In the listing that follows, count the lines holding the word "name" and report only that number.

— begin —

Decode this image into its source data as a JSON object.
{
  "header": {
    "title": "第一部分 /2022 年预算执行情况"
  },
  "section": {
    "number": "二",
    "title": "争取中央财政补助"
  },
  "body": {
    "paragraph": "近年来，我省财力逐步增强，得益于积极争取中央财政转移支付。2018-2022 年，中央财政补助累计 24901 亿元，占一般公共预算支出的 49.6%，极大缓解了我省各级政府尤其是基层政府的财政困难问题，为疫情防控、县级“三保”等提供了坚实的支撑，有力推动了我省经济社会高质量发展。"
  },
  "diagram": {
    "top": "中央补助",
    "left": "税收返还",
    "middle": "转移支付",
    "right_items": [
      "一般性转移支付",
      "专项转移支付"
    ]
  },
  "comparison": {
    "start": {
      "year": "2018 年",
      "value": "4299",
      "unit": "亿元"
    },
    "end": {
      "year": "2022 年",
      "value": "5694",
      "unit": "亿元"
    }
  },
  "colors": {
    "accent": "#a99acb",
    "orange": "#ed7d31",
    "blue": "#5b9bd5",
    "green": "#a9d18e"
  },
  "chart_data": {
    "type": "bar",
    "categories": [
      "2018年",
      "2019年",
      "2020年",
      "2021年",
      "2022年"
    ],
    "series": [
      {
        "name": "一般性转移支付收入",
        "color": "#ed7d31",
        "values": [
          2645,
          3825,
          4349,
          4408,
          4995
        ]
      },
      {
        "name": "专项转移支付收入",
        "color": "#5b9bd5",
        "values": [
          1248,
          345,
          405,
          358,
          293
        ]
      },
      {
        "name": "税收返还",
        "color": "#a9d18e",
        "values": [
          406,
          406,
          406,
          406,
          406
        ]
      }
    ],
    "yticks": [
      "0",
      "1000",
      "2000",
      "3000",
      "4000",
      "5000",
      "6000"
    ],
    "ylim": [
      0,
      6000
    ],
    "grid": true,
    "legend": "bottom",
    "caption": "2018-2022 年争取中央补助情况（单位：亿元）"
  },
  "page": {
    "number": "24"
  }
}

— end —
— begin —

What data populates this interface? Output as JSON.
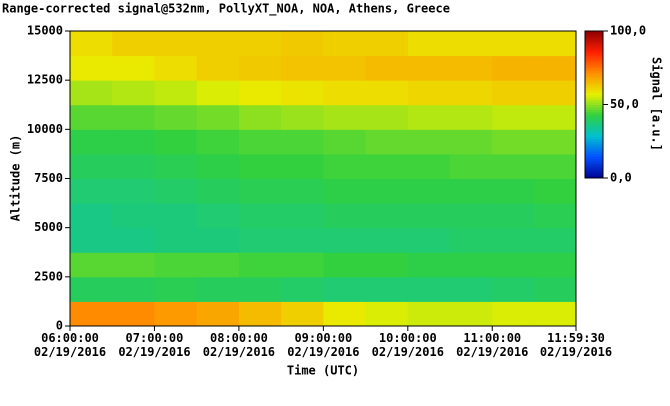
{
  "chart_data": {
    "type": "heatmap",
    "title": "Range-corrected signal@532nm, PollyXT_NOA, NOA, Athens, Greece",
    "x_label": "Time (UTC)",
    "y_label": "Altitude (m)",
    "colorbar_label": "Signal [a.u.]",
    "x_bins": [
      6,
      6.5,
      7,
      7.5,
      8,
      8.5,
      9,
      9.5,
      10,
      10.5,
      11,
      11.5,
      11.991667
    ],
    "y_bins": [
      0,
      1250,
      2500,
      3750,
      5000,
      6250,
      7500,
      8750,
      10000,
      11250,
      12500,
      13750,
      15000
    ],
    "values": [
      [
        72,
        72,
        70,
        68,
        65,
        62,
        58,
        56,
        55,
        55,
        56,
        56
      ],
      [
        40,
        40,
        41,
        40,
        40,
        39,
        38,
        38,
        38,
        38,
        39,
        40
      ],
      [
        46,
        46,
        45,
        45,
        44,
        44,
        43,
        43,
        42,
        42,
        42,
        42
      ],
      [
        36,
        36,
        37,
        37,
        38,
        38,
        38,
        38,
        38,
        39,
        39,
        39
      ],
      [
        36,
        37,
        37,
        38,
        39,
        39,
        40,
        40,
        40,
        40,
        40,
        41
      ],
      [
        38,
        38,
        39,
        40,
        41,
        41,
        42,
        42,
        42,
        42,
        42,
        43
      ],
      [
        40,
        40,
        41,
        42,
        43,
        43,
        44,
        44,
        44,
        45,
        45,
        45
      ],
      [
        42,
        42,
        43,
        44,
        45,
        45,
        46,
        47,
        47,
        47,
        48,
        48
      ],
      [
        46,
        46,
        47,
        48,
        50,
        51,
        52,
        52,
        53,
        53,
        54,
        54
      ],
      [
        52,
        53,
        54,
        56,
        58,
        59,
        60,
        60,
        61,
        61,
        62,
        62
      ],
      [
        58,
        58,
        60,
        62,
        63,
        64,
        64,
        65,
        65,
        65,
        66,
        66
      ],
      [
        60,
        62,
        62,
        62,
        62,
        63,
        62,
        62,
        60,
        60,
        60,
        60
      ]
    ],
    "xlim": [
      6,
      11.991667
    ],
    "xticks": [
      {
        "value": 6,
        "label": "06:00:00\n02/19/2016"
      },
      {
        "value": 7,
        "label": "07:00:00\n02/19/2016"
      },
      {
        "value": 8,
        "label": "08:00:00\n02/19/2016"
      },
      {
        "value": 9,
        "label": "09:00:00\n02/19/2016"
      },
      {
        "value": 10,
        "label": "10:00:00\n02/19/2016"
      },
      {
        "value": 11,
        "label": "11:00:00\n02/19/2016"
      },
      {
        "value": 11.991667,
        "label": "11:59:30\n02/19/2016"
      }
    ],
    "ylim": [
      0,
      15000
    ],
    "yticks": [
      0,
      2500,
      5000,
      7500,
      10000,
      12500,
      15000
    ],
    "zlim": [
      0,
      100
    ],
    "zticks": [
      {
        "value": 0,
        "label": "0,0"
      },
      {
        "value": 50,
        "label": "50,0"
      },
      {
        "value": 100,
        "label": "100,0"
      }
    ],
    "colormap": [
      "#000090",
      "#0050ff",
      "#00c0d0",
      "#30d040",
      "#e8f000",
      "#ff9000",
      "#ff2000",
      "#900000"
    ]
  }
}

— end —

■ **REPLY**
3